─── SOURCE DATA ───

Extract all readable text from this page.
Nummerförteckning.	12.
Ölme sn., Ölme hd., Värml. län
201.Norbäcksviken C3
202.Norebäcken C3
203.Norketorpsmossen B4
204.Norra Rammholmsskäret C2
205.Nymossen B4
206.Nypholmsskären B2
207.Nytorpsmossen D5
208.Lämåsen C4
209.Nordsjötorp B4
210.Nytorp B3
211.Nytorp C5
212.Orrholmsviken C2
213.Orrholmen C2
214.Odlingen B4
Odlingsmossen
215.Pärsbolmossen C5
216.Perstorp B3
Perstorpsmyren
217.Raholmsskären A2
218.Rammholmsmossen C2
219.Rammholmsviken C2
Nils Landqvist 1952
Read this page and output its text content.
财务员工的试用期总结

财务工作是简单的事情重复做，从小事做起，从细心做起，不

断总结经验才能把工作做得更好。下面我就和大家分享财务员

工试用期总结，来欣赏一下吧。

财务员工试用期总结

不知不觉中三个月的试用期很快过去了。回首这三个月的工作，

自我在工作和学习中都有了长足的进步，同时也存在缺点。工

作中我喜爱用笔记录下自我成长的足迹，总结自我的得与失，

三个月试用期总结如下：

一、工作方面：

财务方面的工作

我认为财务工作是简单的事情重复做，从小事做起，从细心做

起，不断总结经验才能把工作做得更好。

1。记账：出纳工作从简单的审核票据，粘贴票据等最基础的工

───

§ **GOAL**
Once more, set down the full listing, verbatim.

§ **SOLUTION TO THIS EXERCISE**
Extract all readable text from this page.
Nummerförteckning.	12.
Ölme sn., Ölme hd., Värml. län
201.Norbäcksviken C3
202.Norebäcken C3
203.Norketorpsmossen B4
204.Norra Rammholmsskäret C2
205.Nymossen B4
206.Nypholmsskären B2
207.Nytorpsmossen D5
208.Lämåsen C4
209.Nordsjötorp B4
210.Nytorp B3
211.Nytorp C5
212.Orrholmsviken C2
213.Orrholmen C2
214.Odlingen B4
Odlingsmossen
215.Pärsbolmossen C5
216.Perstorp B3
Perstorpsmyren
217.Raholmsskären A2
218.Rammholmsmossen C2
219.Rammholmsviken C2
Nils Landqvist 1952
Read this page and output its text content.
财务员工的试用期总结

财务工作是简单的事情重复做，从小事做起，从细心做起，不

断总结经验才能把工作做得更好。下面我就和大家分享财务员

工试用期总结，来欣赏一下吧。

财务员工试用期总结

不知不觉中三个月的试用期很快过去了。回首这三个月的工作，

自我在工作和学习中都有了长足的进步，同时也存在缺点。工

作中我喜爱用笔记录下自我成长的足迹，总结自我的得与失，

三个月试用期总结如下：

一、工作方面：

财务方面的工作

我认为财务工作是简单的事情重复做，从小事做起，从细心做

起，不断总结经验才能把工作做得更好。

1。记账：出纳工作从简单的审核票据，粘贴票据等最基础的工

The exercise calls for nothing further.